> **Requirement**
Every line of the data must be copied exactly.

Stored data:
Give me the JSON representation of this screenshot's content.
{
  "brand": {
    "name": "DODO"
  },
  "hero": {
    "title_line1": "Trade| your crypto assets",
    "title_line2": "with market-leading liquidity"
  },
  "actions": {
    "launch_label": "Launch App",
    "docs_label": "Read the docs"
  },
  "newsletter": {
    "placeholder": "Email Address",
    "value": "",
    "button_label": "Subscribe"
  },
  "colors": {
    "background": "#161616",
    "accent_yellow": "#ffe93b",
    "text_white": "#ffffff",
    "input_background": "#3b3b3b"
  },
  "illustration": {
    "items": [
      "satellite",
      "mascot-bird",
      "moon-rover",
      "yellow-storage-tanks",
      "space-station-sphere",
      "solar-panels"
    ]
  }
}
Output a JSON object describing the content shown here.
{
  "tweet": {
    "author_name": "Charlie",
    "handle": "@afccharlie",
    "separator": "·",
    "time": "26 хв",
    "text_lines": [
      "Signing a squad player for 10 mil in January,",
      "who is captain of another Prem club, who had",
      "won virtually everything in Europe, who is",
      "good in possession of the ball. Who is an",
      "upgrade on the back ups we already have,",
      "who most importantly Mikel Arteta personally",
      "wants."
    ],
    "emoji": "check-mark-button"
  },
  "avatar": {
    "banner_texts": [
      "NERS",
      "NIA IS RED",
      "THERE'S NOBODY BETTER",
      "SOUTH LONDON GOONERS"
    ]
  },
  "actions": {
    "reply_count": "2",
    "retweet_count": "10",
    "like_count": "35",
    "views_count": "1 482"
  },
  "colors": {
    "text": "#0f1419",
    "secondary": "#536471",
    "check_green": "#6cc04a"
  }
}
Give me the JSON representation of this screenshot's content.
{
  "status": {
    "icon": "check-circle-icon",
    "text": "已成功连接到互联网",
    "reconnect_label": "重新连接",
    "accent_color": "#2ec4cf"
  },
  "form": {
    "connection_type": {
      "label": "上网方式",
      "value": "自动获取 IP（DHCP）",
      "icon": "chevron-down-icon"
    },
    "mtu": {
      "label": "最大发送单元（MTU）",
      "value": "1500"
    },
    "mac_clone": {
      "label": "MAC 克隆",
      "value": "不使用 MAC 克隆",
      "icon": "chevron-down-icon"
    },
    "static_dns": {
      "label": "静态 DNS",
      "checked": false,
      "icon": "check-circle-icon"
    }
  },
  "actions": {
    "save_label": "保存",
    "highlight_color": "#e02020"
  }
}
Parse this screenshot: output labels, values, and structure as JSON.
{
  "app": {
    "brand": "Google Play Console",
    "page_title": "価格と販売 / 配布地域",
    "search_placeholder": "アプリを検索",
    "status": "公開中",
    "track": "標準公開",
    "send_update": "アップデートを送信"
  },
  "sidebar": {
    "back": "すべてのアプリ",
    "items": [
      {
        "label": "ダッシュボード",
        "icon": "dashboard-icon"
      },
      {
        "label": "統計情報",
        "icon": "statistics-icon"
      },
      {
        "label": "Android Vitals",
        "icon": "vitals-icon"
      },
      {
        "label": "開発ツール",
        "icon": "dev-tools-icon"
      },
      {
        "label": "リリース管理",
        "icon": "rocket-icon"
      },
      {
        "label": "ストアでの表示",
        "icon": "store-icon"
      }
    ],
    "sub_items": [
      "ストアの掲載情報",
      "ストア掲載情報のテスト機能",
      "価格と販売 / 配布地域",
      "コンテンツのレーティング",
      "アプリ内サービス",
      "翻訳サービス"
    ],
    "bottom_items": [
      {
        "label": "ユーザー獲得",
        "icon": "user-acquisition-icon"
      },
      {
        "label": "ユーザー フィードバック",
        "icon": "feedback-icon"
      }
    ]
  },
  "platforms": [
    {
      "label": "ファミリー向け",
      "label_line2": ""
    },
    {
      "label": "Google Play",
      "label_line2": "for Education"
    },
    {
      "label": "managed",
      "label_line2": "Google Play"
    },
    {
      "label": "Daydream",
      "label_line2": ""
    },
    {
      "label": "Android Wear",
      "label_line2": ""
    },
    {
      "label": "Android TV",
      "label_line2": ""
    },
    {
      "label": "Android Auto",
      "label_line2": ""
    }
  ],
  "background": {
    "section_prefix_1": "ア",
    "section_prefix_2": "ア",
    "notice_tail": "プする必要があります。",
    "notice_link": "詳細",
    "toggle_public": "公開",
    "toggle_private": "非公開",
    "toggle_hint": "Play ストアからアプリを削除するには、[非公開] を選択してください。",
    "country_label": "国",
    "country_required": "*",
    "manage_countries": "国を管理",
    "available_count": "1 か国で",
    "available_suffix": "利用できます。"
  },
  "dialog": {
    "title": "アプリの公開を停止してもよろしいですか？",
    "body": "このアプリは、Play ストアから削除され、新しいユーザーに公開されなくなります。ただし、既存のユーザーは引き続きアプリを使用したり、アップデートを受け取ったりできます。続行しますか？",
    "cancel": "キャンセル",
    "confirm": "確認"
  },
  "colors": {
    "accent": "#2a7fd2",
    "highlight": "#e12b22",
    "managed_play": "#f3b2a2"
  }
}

> **Result for this task**
Give me the JSON representation of this screenshot's content.
{
  "brand": {
    "name": "DODO"
  },
  "hero": {
    "title_line1": "Trade| your crypto assets",
    "title_line2": "with market-leading liquidity"
  },
  "actions": {
    "launch_label": "Launch App",
    "docs_label": "Read the docs"
  },
  "newsletter": {
    "placeholder": "Email Address",
    "value": "",
    "button_label": "Subscribe"
  },
  "colors": {
    "background": "#161616",
    "accent_yellow": "#ffe93b",
    "text_white": "#ffffff",
    "input_background": "#3b3b3b"
  },
  "illustration": {
    "items": [
      "satellite",
      "mascot-bird",
      "moon-rover",
      "yellow-storage-tanks",
      "space-station-sphere",
      "solar-panels"
    ]
  }
}
Output a JSON object describing the content shown here.
{
  "tweet": {
    "author_name": "Charlie",
    "handle": "@afccharlie",
    "separator": "·",
    "time": "26 хв",
    "text_lines": [
      "Signing a squad player for 10 mil in January,",
      "who is captain of another Prem club, who had",
      "won virtually everything in Europe, who is",
      "good in possession of the ball. Who is an",
      "upgrade on the back ups we already have,",
      "who most importantly Mikel Arteta personally",
      "wants."
    ],
    "emoji": "check-mark-button"
  },
  "avatar": {
    "banner_texts": [
      "NERS",
      "NIA IS RED",
      "THERE'S NOBODY BETTER",
      "SOUTH LONDON GOONERS"
    ]
  },
  "actions": {
    "reply_count": "2",
    "retweet_count": "10",
    "like_count": "35",
    "views_count": "1 482"
  },
  "colors": {
    "text": "#0f1419",
    "secondary": "#536471",
    "check_green": "#6cc04a"
  }
}
Give me the JSON representation of this screenshot's content.
{
  "status": {
    "icon": "check-circle-icon",
    "text": "已成功连接到互联网",
    "reconnect_label": "重新连接",
    "accent_color": "#2ec4cf"
  },
  "form": {
    "connection_type": {
      "label": "上网方式",
      "value": "自动获取 IP（DHCP）",
      "icon": "chevron-down-icon"
    },
    "mtu": {
      "label": "最大发送单元（MTU）",
      "value": "1500"
    },
    "mac_clone": {
      "label": "MAC 克隆",
      "value": "不使用 MAC 克隆",
      "icon": "chevron-down-icon"
    },
    "static_dns": {
      "label": "静态 DNS",
      "checked": false,
      "icon": "check-circle-icon"
    }
  },
  "actions": {
    "save_label": "保存",
    "highlight_color": "#e02020"
  }
}
Parse this screenshot: output labels, values, and structure as JSON.
{
  "app": {
    "brand": "Google Play Console",
    "page_title": "価格と販売 / 配布地域",
    "search_placeholder": "アプリを検索",
    "status": "公開中",
    "track": "標準公開",
    "send_update": "アップデートを送信"
  },
  "sidebar": {
    "back": "すべてのアプリ",
    "items": [
      {
        "label": "ダッシュボード",
        "icon": "dashboard-icon"
      },
      {
        "label": "統計情報",
        "icon": "statistics-icon"
      },
      {
        "label": "Android Vitals",
        "icon": "vitals-icon"
      },
      {
        "label": "開発ツール",
        "icon": "dev-tools-icon"
      },
      {
        "label": "リリース管理",
        "icon": "rocket-icon"
      },
      {
        "label": "ストアでの表示",
        "icon": "store-icon"
      }
    ],
    "sub_items": [
      "ストアの掲載情報",
      "ストア掲載情報のテスト機能",
      "価格と販売 / 配布地域",
      "コンテンツのレーティング",
      "アプリ内サービス",
      "翻訳サービス"
    ],
    "bottom_items": [
      {
        "label": "ユーザー獲得",
        "icon": "user-acquisition-icon"
      },
      {
        "label": "ユーザー フィードバック",
        "icon": "feedback-icon"
      }
    ]
  },
  "platforms": [
    {
      "label": "ファミリー向け",
      "label_line2": ""
    },
    {
      "label": "Google Play",
      "label_line2": "for Education"
    },
    {
      "label": "managed",
      "label_line2": "Google Play"
    },
    {
      "label": "Daydream",
      "label_line2": ""
    },
    {
      "label": "Android Wear",
      "label_line2": ""
    },
    {
      "label": "Android TV",
      "label_line2": ""
    },
    {
      "label": "Android Auto",
      "label_line2": ""
    }
  ],
  "background": {
    "section_prefix_1": "ア",
    "section_prefix_2": "ア",
    "notice_tail": "プする必要があります。",
    "notice_link": "詳細",
    "toggle_public": "公開",
    "toggle_private": "非公開",
    "toggle_hint": "Play ストアからアプリを削除するには、[非公開] を選択してください。",
    "country_label": "国",
    "country_required": "*",
    "manage_countries": "国を管理",
    "available_count": "1 か国で",
    "available_suffix": "利用できます。"
  },
  "dialog": {
    "title": "アプリの公開を停止してもよろしいですか？",
    "body": "このアプリは、Play ストアから削除され、新しいユーザーに公開されなくなります。ただし、既存のユーザーは引き続きアプリを使用したり、アップデートを受け取ったりできます。続行しますか？",
    "cancel": "キャンセル",
    "confirm": "確認"
  },
  "colors": {
    "accent": "#2a7fd2",
    "highlight": "#e12b22",
    "managed_play": "#f3b2a2"
  }
}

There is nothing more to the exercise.